GIVEN PROBLEM: Return the entries below in their exact form, leaving the pictures out.

DATA ROWS:

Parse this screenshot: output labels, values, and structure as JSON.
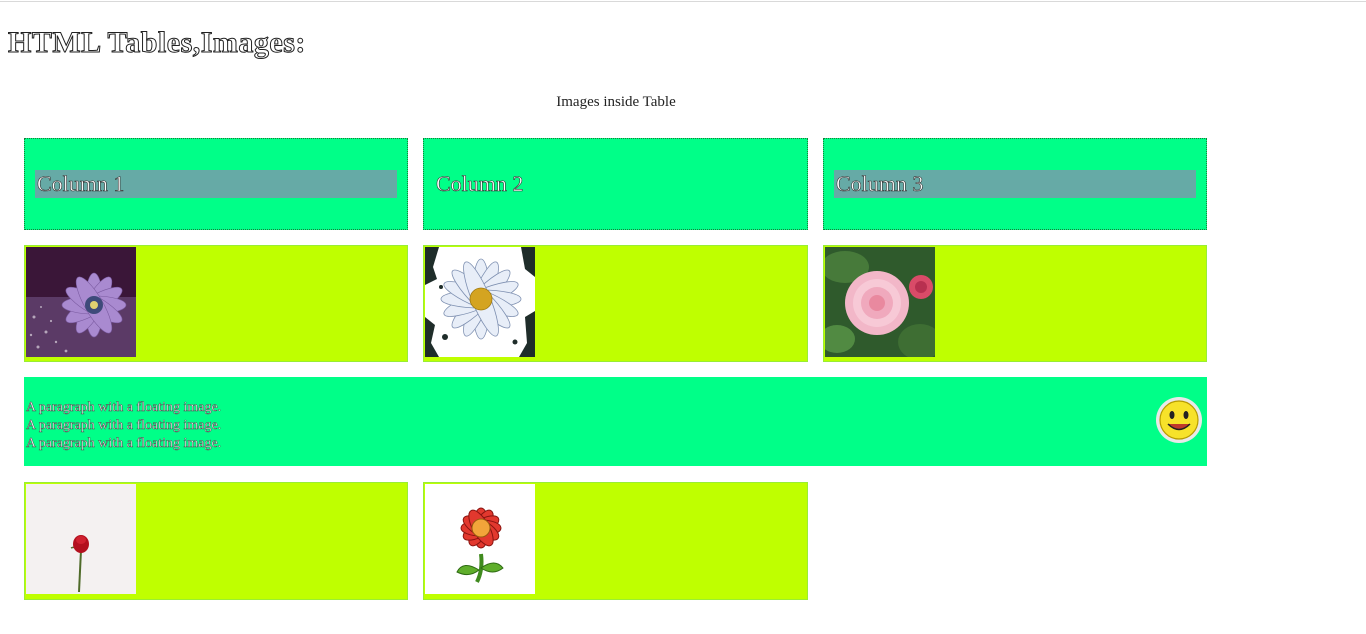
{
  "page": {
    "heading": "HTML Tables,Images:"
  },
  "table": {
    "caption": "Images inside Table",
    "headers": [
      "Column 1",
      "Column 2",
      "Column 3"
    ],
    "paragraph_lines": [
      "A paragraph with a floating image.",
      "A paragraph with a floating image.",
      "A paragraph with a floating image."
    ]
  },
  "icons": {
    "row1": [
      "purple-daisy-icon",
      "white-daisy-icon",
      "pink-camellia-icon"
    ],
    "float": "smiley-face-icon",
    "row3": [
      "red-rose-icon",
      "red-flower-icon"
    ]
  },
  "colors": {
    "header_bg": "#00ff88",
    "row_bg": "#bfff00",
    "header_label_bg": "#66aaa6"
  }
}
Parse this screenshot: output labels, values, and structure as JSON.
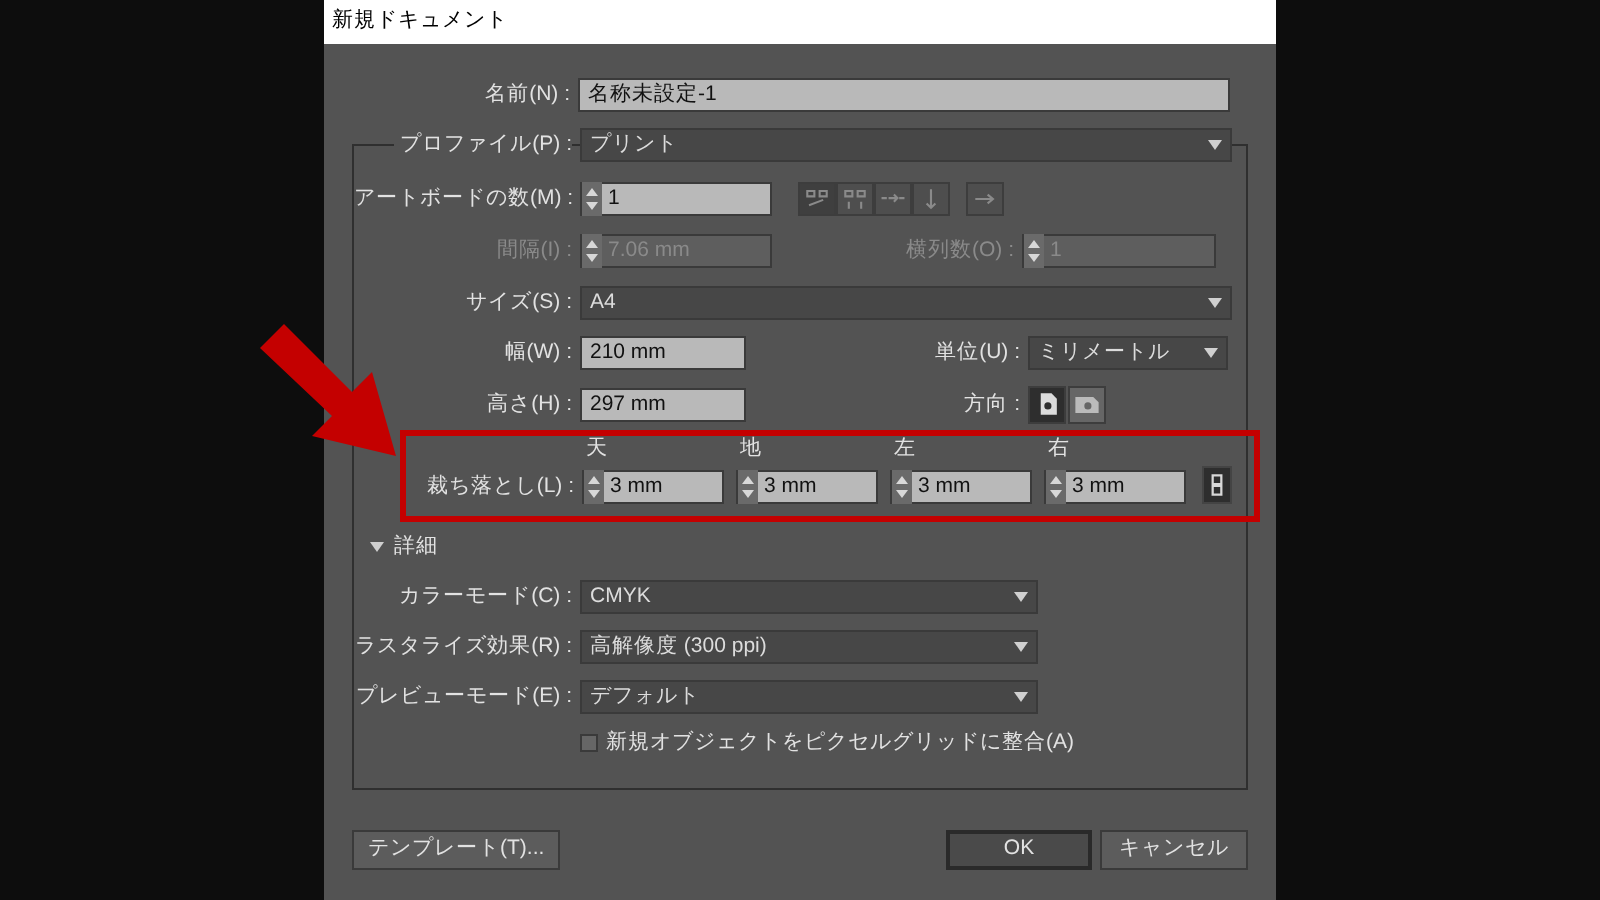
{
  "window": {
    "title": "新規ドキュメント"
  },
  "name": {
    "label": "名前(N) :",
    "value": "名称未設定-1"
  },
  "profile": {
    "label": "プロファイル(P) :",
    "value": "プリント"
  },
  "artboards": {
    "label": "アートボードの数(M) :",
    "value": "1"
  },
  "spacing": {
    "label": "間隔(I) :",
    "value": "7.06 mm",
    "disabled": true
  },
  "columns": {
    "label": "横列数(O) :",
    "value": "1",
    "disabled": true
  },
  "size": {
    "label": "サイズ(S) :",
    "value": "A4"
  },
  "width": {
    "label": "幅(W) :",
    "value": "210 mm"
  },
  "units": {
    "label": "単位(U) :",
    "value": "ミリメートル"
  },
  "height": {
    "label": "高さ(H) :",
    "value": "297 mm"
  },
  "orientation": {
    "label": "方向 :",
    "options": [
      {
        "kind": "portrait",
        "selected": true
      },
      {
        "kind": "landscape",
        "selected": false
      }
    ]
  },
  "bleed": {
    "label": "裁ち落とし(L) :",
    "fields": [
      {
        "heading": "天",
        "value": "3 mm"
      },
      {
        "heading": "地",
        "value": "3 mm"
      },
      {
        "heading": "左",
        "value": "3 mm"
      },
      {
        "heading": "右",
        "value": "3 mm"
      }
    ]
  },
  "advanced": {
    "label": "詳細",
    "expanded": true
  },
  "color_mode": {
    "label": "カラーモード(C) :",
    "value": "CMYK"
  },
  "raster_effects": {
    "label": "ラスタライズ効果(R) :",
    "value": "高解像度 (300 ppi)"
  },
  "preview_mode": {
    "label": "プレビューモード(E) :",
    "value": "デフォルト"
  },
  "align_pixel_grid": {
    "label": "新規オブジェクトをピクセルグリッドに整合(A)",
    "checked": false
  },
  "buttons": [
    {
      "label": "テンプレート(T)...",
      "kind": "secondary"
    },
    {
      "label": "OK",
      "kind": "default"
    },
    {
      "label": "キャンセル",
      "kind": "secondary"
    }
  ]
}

COMPLETED EXERCISE:
Parse this screenshot: output labels, values, and structure as JSON.
{
  "page": {
    "heading": "HTML Tables,Images:"
  },
  "table": {
    "caption": "Images inside Table",
    "headers": [
      "Column 1",
      "Column 2",
      "Column 3"
    ],
    "paragraph_lines": [
      "A paragraph with a floating image.",
      "A paragraph with a floating image.",
      "A paragraph with a floating image."
    ]
  },
  "icons": {
    "row1": [
      "purple-daisy-icon",
      "white-daisy-icon",
      "pink-camellia-icon"
    ],
    "float": "smiley-face-icon",
    "row3": [
      "red-rose-icon",
      "red-flower-icon"
    ]
  },
  "colors": {
    "header_bg": "#00ff88",
    "row_bg": "#bfff00",
    "header_label_bg": "#66aaa6"
  }
}
Parse this screenshot: output labels, values, and structure as JSON.
{
  "window": {
    "title": "新規ドキュメント"
  },
  "name": {
    "label": "名前(N) :",
    "value": "名称未設定-1"
  },
  "profile": {
    "label": "プロファイル(P) :",
    "value": "プリント"
  },
  "artboards": {
    "label": "アートボードの数(M) :",
    "value": "1"
  },
  "spacing": {
    "label": "間隔(I) :",
    "value": "7.06 mm",
    "disabled": true
  },
  "columns": {
    "label": "横列数(O) :",
    "value": "1",
    "disabled": true
  },
  "size": {
    "label": "サイズ(S) :",
    "value": "A4"
  },
  "width": {
    "label": "幅(W) :",
    "value": "210 mm"
  },
  "units": {
    "label": "単位(U) :",
    "value": "ミリメートル"
  },
  "height": {
    "label": "高さ(H) :",
    "value": "297 mm"
  },
  "orientation": {
    "label": "方向 :",
    "options": [
      {
        "kind": "portrait",
        "selected": true
      },
      {
        "kind": "landscape",
        "selected": false
      }
    ]
  },
  "bleed": {
    "label": "裁ち落とし(L) :",
    "fields": [
      {
        "heading": "天",
        "value": "3 mm"
      },
      {
        "heading": "地",
        "value": "3 mm"
      },
      {
        "heading": "左",
        "value": "3 mm"
      },
      {
        "heading": "右",
        "value": "3 mm"
      }
    ]
  },
  "advanced": {
    "label": "詳細",
    "expanded": true
  },
  "color_mode": {
    "label": "カラーモード(C) :",
    "value": "CMYK"
  },
  "raster_effects": {
    "label": "ラスタライズ効果(R) :",
    "value": "高解像度 (300 ppi)"
  },
  "preview_mode": {
    "label": "プレビューモード(E) :",
    "value": "デフォルト"
  },
  "align_pixel_grid": {
    "label": "新規オブジェクトをピクセルグリッドに整合(A)",
    "checked": false
  },
  "buttons": [
    {
      "label": "テンプレート(T)...",
      "kind": "secondary"
    },
    {
      "label": "OK",
      "kind": "default"
    },
    {
      "label": "キャンセル",
      "kind": "secondary"
    }
  ]
}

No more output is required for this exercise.